[The task]
Output all the entries word for word. Omit the pictures.

Figure data in JSON
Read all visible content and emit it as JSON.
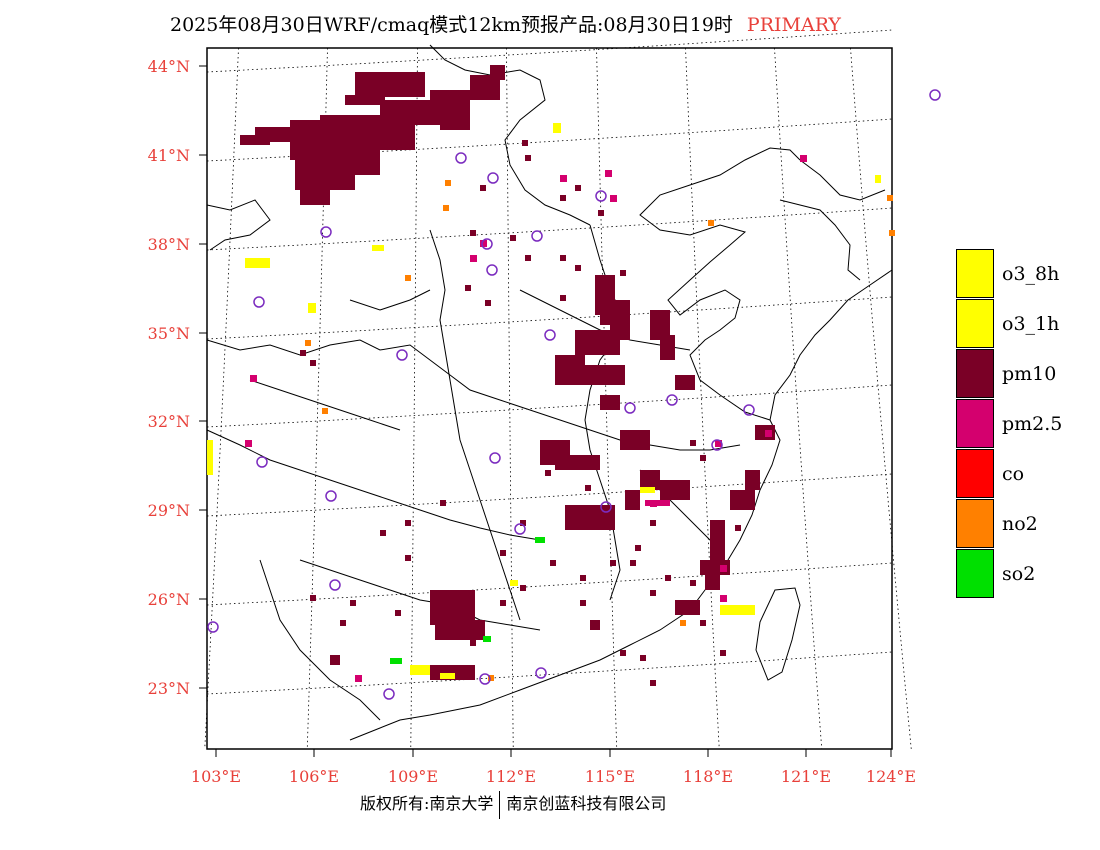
{
  "header": {
    "title": "2025年08月30日WRF/cmaq模式12km预报产品:08月30日19时",
    "badge": "PRIMARY"
  },
  "colors": {
    "accent": "#e8403a",
    "pm10": "#7a0026",
    "pm25": "#d4006e",
    "o3": "#ffff00",
    "co": "#ff0000",
    "no2": "#ff8000",
    "so2": "#00e000",
    "station": "#7b2cbf"
  },
  "axes": {
    "lat_labels": [
      "44°N",
      "41°N",
      "38°N",
      "35°N",
      "32°N",
      "29°N",
      "26°N",
      "23°N"
    ],
    "lon_labels": [
      "103°E",
      "106°E",
      "109°E",
      "112°E",
      "115°E",
      "118°E",
      "121°E",
      "124°E"
    ]
  },
  "legend": {
    "items": [
      {
        "label": "o3_8h",
        "color": "#ffff00"
      },
      {
        "label": "o3_1h",
        "color": "#ffff00"
      },
      {
        "label": "pm10",
        "color": "#7a0026"
      },
      {
        "label": "pm2.5",
        "color": "#d4006e"
      },
      {
        "label": "co",
        "color": "#ff0000"
      },
      {
        "label": "no2",
        "color": "#ff8000"
      },
      {
        "label": "so2",
        "color": "#00e000"
      }
    ]
  },
  "footer": {
    "left": "版权所有:南京大学",
    "right": "南京创蓝科技有限公司"
  }
}
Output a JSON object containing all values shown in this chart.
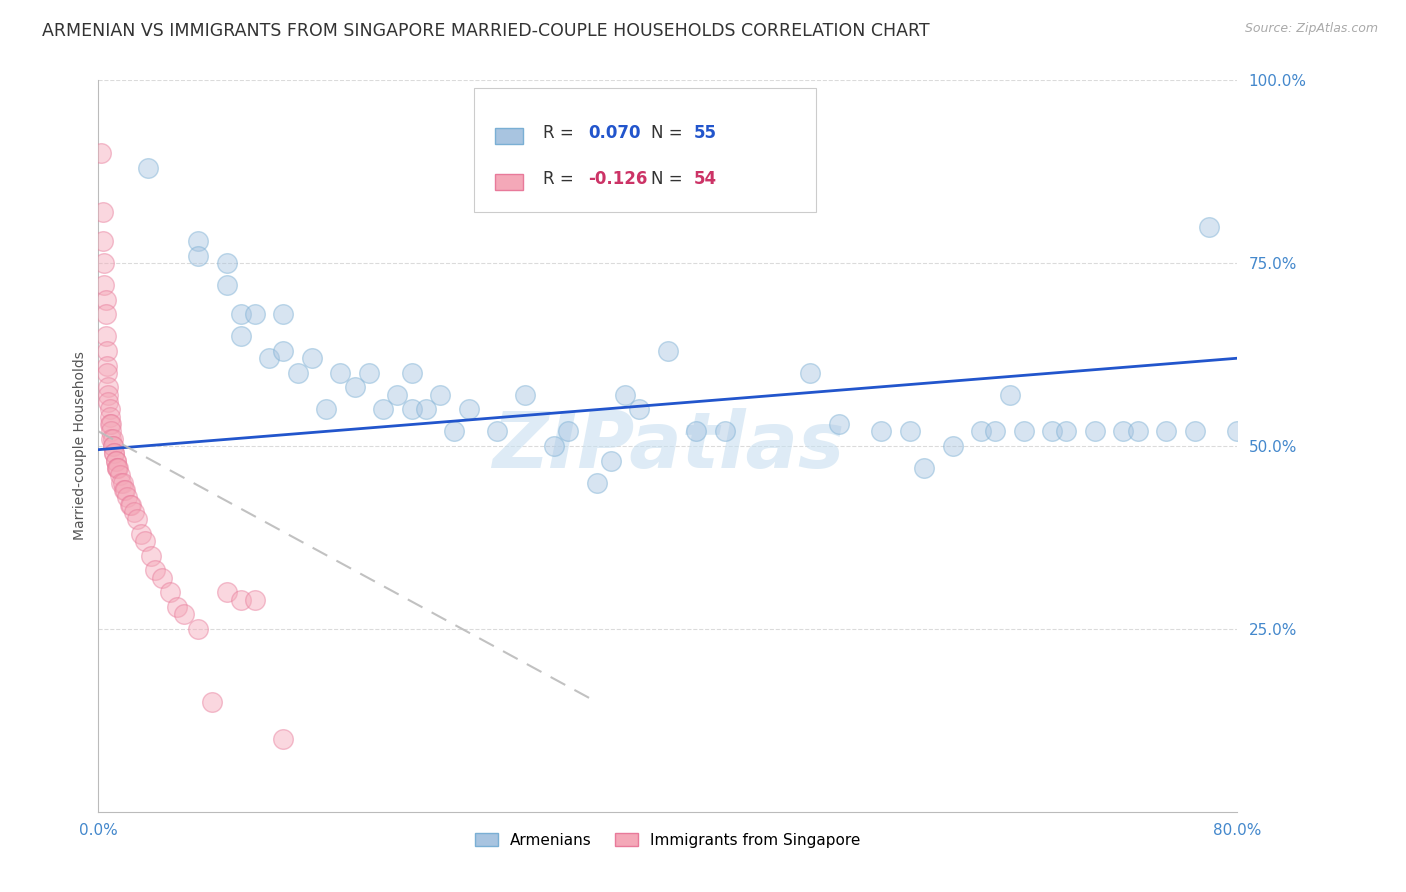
{
  "title": "ARMENIAN VS IMMIGRANTS FROM SINGAPORE MARRIED-COUPLE HOUSEHOLDS CORRELATION CHART",
  "source": "Source: ZipAtlas.com",
  "ylabel": "Married-couple Households",
  "xlim": [
    0.0,
    0.8
  ],
  "ylim": [
    0.0,
    1.0
  ],
  "yticks": [
    0.25,
    0.5,
    0.75,
    1.0
  ],
  "ytick_labels": [
    "25.0%",
    "50.0%",
    "75.0%",
    "100.0%"
  ],
  "xticks": [
    0.0,
    0.1,
    0.2,
    0.3,
    0.4,
    0.5,
    0.6,
    0.7,
    0.8
  ],
  "xtick_labels": [
    "0.0%",
    "",
    "",
    "",
    "",
    "",
    "",
    "",
    "80.0%"
  ],
  "blue_color": "#a8c4e0",
  "blue_edge_color": "#7aafd4",
  "pink_color": "#f4a8b8",
  "pink_edge_color": "#e87a9a",
  "blue_line_color": "#2255cc",
  "pink_line_color": "#cc3366",
  "legend_blue_text_color": "#2255cc",
  "legend_pink_text_color": "#cc3366",
  "watermark": "ZIPatlas",
  "watermark_color": "#c8dff0",
  "blue_scatter_x": [
    0.035,
    0.07,
    0.07,
    0.09,
    0.09,
    0.1,
    0.1,
    0.11,
    0.12,
    0.13,
    0.13,
    0.14,
    0.15,
    0.16,
    0.17,
    0.18,
    0.19,
    0.2,
    0.21,
    0.22,
    0.22,
    0.23,
    0.24,
    0.25,
    0.26,
    0.28,
    0.3,
    0.32,
    0.33,
    0.35,
    0.36,
    0.37,
    0.38,
    0.4,
    0.42,
    0.44,
    0.5,
    0.52,
    0.55,
    0.57,
    0.58,
    0.6,
    0.62,
    0.63,
    0.64,
    0.65,
    0.67,
    0.68,
    0.7,
    0.72,
    0.73,
    0.75,
    0.77,
    0.78,
    0.8
  ],
  "blue_scatter_y": [
    0.88,
    0.78,
    0.76,
    0.75,
    0.72,
    0.68,
    0.65,
    0.68,
    0.62,
    0.63,
    0.68,
    0.6,
    0.62,
    0.55,
    0.6,
    0.58,
    0.6,
    0.55,
    0.57,
    0.55,
    0.6,
    0.55,
    0.57,
    0.52,
    0.55,
    0.52,
    0.57,
    0.5,
    0.52,
    0.45,
    0.48,
    0.57,
    0.55,
    0.63,
    0.52,
    0.52,
    0.6,
    0.53,
    0.52,
    0.52,
    0.47,
    0.5,
    0.52,
    0.52,
    0.57,
    0.52,
    0.52,
    0.52,
    0.52,
    0.52,
    0.52,
    0.52,
    0.52,
    0.8,
    0.52
  ],
  "pink_scatter_x": [
    0.002,
    0.003,
    0.003,
    0.004,
    0.004,
    0.005,
    0.005,
    0.005,
    0.006,
    0.006,
    0.006,
    0.007,
    0.007,
    0.007,
    0.008,
    0.008,
    0.008,
    0.009,
    0.009,
    0.009,
    0.01,
    0.01,
    0.01,
    0.011,
    0.011,
    0.012,
    0.012,
    0.013,
    0.013,
    0.014,
    0.015,
    0.016,
    0.017,
    0.018,
    0.019,
    0.02,
    0.022,
    0.023,
    0.025,
    0.027,
    0.03,
    0.033,
    0.037,
    0.04,
    0.045,
    0.05,
    0.055,
    0.06,
    0.07,
    0.08,
    0.09,
    0.1,
    0.11,
    0.13
  ],
  "pink_scatter_y": [
    0.9,
    0.82,
    0.78,
    0.75,
    0.72,
    0.7,
    0.68,
    0.65,
    0.63,
    0.61,
    0.6,
    0.58,
    0.57,
    0.56,
    0.55,
    0.54,
    0.53,
    0.53,
    0.52,
    0.51,
    0.51,
    0.5,
    0.5,
    0.49,
    0.49,
    0.48,
    0.48,
    0.47,
    0.47,
    0.47,
    0.46,
    0.45,
    0.45,
    0.44,
    0.44,
    0.43,
    0.42,
    0.42,
    0.41,
    0.4,
    0.38,
    0.37,
    0.35,
    0.33,
    0.32,
    0.3,
    0.28,
    0.27,
    0.25,
    0.15,
    0.3,
    0.29,
    0.29,
    0.1
  ],
  "blue_trendline_x": [
    0.0,
    0.8
  ],
  "blue_trendline_y": [
    0.495,
    0.62
  ],
  "pink_trendline_x": [
    0.0,
    0.35
  ],
  "pink_trendline_y": [
    0.52,
    0.15
  ],
  "background_color": "#ffffff",
  "grid_color": "#cccccc",
  "title_fontsize": 12.5,
  "axis_label_fontsize": 10,
  "tick_fontsize": 11,
  "tick_color": "#4488cc",
  "scatter_size": 200,
  "scatter_alpha": 0.45
}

[Written answer]
Read all visible content and emit it as JSON.
{
  "header": {
    "title": "2025年08月30日WRF/cmaq模式12km预报产品:08月30日19时",
    "badge": "PRIMARY"
  },
  "colors": {
    "accent": "#e8403a",
    "pm10": "#7a0026",
    "pm25": "#d4006e",
    "o3": "#ffff00",
    "co": "#ff0000",
    "no2": "#ff8000",
    "so2": "#00e000",
    "station": "#7b2cbf"
  },
  "axes": {
    "lat_labels": [
      "44°N",
      "41°N",
      "38°N",
      "35°N",
      "32°N",
      "29°N",
      "26°N",
      "23°N"
    ],
    "lon_labels": [
      "103°E",
      "106°E",
      "109°E",
      "112°E",
      "115°E",
      "118°E",
      "121°E",
      "124°E"
    ]
  },
  "legend": {
    "items": [
      {
        "label": "o3_8h",
        "color": "#ffff00"
      },
      {
        "label": "o3_1h",
        "color": "#ffff00"
      },
      {
        "label": "pm10",
        "color": "#7a0026"
      },
      {
        "label": "pm2.5",
        "color": "#d4006e"
      },
      {
        "label": "co",
        "color": "#ff0000"
      },
      {
        "label": "no2",
        "color": "#ff8000"
      },
      {
        "label": "so2",
        "color": "#00e000"
      }
    ]
  },
  "footer": {
    "left": "版权所有:南京大学",
    "right": "南京创蓝科技有限公司"
  }
}
Output a JSON object containing all values shown in this chart.
{
  "title": "ARMENIAN VS IMMIGRANTS FROM SINGAPORE MARRIED-COUPLE HOUSEHOLDS CORRELATION CHART",
  "source": "Source: ZipAtlas.com",
  "ylabel": "Married-couple Households",
  "xlim": [
    0.0,
    0.8
  ],
  "ylim": [
    0.0,
    1.0
  ],
  "yticks": [
    0.25,
    0.5,
    0.75,
    1.0
  ],
  "ytick_labels": [
    "25.0%",
    "50.0%",
    "75.0%",
    "100.0%"
  ],
  "xticks": [
    0.0,
    0.1,
    0.2,
    0.3,
    0.4,
    0.5,
    0.6,
    0.7,
    0.8
  ],
  "xtick_labels": [
    "0.0%",
    "",
    "",
    "",
    "",
    "",
    "",
    "",
    "80.0%"
  ],
  "blue_color": "#a8c4e0",
  "blue_edge_color": "#7aafd4",
  "pink_color": "#f4a8b8",
  "pink_edge_color": "#e87a9a",
  "blue_line_color": "#2255cc",
  "pink_line_color": "#cc3366",
  "legend_blue_text_color": "#2255cc",
  "legend_pink_text_color": "#cc3366",
  "watermark": "ZIPatlas",
  "watermark_color": "#c8dff0",
  "blue_scatter_x": [
    0.035,
    0.07,
    0.07,
    0.09,
    0.09,
    0.1,
    0.1,
    0.11,
    0.12,
    0.13,
    0.13,
    0.14,
    0.15,
    0.16,
    0.17,
    0.18,
    0.19,
    0.2,
    0.21,
    0.22,
    0.22,
    0.23,
    0.24,
    0.25,
    0.26,
    0.28,
    0.3,
    0.32,
    0.33,
    0.35,
    0.36,
    0.37,
    0.38,
    0.4,
    0.42,
    0.44,
    0.5,
    0.52,
    0.55,
    0.57,
    0.58,
    0.6,
    0.62,
    0.63,
    0.64,
    0.65,
    0.67,
    0.68,
    0.7,
    0.72,
    0.73,
    0.75,
    0.77,
    0.78,
    0.8
  ],
  "blue_scatter_y": [
    0.88,
    0.78,
    0.76,
    0.75,
    0.72,
    0.68,
    0.65,
    0.68,
    0.62,
    0.63,
    0.68,
    0.6,
    0.62,
    0.55,
    0.6,
    0.58,
    0.6,
    0.55,
    0.57,
    0.55,
    0.6,
    0.55,
    0.57,
    0.52,
    0.55,
    0.52,
    0.57,
    0.5,
    0.52,
    0.45,
    0.48,
    0.57,
    0.55,
    0.63,
    0.52,
    0.52,
    0.6,
    0.53,
    0.52,
    0.52,
    0.47,
    0.5,
    0.52,
    0.52,
    0.57,
    0.52,
    0.52,
    0.52,
    0.52,
    0.52,
    0.52,
    0.52,
    0.52,
    0.8,
    0.52
  ],
  "pink_scatter_x": [
    0.002,
    0.003,
    0.003,
    0.004,
    0.004,
    0.005,
    0.005,
    0.005,
    0.006,
    0.006,
    0.006,
    0.007,
    0.007,
    0.007,
    0.008,
    0.008,
    0.008,
    0.009,
    0.009,
    0.009,
    0.01,
    0.01,
    0.01,
    0.011,
    0.011,
    0.012,
    0.012,
    0.013,
    0.013,
    0.014,
    0.015,
    0.016,
    0.017,
    0.018,
    0.019,
    0.02,
    0.022,
    0.023,
    0.025,
    0.027,
    0.03,
    0.033,
    0.037,
    0.04,
    0.045,
    0.05,
    0.055,
    0.06,
    0.07,
    0.08,
    0.09,
    0.1,
    0.11,
    0.13
  ],
  "pink_scatter_y": [
    0.9,
    0.82,
    0.78,
    0.75,
    0.72,
    0.7,
    0.68,
    0.65,
    0.63,
    0.61,
    0.6,
    0.58,
    0.57,
    0.56,
    0.55,
    0.54,
    0.53,
    0.53,
    0.52,
    0.51,
    0.51,
    0.5,
    0.5,
    0.49,
    0.49,
    0.48,
    0.48,
    0.47,
    0.47,
    0.47,
    0.46,
    0.45,
    0.45,
    0.44,
    0.44,
    0.43,
    0.42,
    0.42,
    0.41,
    0.4,
    0.38,
    0.37,
    0.35,
    0.33,
    0.32,
    0.3,
    0.28,
    0.27,
    0.25,
    0.15,
    0.3,
    0.29,
    0.29,
    0.1
  ],
  "blue_trendline_x": [
    0.0,
    0.8
  ],
  "blue_trendline_y": [
    0.495,
    0.62
  ],
  "pink_trendline_x": [
    0.0,
    0.35
  ],
  "pink_trendline_y": [
    0.52,
    0.15
  ],
  "background_color": "#ffffff",
  "grid_color": "#cccccc",
  "title_fontsize": 12.5,
  "axis_label_fontsize": 10,
  "tick_fontsize": 11,
  "tick_color": "#4488cc",
  "scatter_size": 200,
  "scatter_alpha": 0.45
}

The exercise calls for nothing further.